The application of cold through conduction, convection, or evaporation results in loss of heat from tissues, leading to vasoconstriction followed by vasodilation, decreased local metabolic activity, decreased enzymatic activity, and decreased oxygen demand. Tissues and muscles become stiffer, nerve conduction slows, and the activity of muscle spindles and Golgi tendon organs decreases. Muscle isometric strength increases and the rate of muscle fatigue decreases. Cold also results in analgesia and relaxation. Boxes 58.5 and 58.6 summarize general indications and contraindications for cryotherapy.

■ INFORMATION SUPPLIED

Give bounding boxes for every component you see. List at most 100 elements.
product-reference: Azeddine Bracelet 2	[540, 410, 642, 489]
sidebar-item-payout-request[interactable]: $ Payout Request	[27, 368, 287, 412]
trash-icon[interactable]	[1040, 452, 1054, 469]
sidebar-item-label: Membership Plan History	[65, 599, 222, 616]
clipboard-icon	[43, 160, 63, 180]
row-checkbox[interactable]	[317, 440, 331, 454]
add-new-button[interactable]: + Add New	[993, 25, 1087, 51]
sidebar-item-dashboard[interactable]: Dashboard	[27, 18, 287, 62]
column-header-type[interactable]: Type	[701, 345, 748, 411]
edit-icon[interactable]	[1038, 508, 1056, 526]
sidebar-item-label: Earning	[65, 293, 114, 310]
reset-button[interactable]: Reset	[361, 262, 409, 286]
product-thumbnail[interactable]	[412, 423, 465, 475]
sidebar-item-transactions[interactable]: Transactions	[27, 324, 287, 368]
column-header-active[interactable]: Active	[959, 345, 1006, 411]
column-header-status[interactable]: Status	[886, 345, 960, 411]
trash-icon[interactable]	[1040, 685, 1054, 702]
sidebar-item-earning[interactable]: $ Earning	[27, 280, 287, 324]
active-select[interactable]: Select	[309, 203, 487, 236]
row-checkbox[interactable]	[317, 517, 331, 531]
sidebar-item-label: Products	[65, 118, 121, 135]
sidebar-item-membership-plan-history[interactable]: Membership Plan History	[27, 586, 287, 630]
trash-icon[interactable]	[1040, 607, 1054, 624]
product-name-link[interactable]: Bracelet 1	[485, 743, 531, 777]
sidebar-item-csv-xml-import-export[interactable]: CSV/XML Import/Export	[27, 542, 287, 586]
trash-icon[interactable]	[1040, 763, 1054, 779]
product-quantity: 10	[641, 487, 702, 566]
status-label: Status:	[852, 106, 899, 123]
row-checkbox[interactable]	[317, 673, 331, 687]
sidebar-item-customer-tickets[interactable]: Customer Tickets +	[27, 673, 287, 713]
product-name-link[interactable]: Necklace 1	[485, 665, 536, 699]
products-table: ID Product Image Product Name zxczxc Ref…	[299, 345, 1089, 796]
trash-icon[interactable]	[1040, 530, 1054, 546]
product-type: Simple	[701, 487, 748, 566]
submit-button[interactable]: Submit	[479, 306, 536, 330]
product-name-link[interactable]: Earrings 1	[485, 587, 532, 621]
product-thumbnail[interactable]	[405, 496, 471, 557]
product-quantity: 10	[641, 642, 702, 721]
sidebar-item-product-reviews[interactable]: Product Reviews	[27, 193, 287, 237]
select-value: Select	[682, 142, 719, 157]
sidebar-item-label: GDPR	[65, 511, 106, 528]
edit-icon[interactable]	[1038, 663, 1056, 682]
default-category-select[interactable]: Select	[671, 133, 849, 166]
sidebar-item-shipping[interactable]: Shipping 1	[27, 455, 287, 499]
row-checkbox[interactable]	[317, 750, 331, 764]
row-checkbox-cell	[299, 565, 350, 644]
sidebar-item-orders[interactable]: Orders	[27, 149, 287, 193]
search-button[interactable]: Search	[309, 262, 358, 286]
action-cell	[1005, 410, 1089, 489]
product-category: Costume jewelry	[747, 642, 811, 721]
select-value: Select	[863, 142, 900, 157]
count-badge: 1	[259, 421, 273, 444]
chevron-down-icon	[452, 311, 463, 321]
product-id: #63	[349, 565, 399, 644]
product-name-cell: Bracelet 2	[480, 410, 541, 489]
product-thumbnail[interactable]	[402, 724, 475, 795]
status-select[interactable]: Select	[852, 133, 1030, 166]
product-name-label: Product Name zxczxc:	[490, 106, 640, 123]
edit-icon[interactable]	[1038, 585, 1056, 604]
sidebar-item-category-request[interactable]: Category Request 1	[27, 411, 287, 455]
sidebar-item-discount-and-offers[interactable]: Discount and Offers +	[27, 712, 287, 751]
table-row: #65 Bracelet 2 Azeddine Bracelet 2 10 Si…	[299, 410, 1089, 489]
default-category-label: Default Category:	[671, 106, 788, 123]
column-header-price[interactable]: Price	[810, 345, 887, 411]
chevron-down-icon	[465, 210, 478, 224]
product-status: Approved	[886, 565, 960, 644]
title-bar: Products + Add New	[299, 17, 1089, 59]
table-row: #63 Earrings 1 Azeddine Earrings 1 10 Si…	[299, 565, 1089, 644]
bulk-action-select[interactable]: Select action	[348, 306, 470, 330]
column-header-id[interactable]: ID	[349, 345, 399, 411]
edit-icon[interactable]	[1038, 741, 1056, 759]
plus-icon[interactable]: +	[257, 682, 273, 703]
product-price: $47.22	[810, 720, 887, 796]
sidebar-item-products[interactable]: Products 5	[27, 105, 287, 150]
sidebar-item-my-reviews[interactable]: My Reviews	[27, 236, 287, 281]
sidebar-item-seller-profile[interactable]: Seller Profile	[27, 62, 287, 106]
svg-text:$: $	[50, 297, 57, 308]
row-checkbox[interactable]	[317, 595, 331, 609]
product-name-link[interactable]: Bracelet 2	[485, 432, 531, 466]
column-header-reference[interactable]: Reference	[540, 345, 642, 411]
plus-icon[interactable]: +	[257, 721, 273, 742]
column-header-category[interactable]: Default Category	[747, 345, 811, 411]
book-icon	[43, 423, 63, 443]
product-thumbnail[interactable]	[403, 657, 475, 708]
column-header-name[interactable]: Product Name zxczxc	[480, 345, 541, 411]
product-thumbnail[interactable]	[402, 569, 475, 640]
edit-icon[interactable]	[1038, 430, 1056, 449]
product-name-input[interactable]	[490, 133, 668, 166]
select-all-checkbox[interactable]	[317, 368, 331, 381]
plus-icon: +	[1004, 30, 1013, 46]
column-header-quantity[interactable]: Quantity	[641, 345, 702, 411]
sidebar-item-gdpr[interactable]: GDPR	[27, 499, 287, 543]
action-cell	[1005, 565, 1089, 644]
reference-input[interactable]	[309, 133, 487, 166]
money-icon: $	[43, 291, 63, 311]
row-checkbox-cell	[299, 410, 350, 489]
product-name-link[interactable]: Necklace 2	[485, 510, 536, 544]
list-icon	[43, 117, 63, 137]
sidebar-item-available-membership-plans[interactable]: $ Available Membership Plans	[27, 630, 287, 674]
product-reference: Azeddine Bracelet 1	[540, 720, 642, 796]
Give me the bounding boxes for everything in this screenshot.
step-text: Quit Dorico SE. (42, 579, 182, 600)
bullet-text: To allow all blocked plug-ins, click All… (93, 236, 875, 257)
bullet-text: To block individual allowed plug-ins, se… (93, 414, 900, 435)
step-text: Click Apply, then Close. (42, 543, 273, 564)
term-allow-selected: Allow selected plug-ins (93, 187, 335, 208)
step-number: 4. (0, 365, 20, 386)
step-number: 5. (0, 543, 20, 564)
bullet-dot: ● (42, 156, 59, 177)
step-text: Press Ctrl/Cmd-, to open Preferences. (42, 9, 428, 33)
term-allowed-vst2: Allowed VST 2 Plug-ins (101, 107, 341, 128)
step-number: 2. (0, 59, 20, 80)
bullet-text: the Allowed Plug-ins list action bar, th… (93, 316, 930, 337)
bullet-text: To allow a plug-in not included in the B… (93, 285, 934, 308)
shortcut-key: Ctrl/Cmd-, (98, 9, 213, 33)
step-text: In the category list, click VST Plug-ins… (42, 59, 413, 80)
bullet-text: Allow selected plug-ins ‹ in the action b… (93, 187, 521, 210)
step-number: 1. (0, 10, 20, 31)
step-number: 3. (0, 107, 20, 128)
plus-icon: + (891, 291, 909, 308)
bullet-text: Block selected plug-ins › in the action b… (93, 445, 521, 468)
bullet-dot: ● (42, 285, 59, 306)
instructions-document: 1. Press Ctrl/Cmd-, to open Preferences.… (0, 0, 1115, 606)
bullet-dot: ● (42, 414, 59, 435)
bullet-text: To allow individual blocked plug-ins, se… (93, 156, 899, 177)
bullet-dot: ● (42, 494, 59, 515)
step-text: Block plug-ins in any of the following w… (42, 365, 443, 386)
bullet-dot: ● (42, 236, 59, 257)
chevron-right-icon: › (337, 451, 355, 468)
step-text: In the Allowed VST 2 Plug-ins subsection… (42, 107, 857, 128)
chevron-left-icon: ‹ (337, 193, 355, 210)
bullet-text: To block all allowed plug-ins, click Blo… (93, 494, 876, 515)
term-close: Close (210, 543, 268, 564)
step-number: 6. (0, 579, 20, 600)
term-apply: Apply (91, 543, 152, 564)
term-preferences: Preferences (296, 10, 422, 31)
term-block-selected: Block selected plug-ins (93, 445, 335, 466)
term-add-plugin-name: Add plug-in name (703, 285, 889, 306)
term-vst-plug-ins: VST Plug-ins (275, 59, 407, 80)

■ ASSIGNMENT
From the passage about cold therapy, write out everything from "The application of" down to "contraindications for cryotherapy.", word for word.

■ OUTPUT OF THE EXERCISE
The application of cold through conduction, convection, or evaporation results in loss of heat from tissues, leading to vasoconstriction followed by vasodilation, decreased local metabolic activity, decreased enzymatic activity, and decreased oxygen demand. Tissues and muscles become stiffer, nerve conduction slows, and the activity of muscle spindles and Golgi tendon organs decreases. Muscle isometric strength increases and the rate of muscle fatigue decreases. Cold also results in analgesia and relaxation. Boxes 58.5 and 58.6 summarize general indications and contraindications for cryotherapy.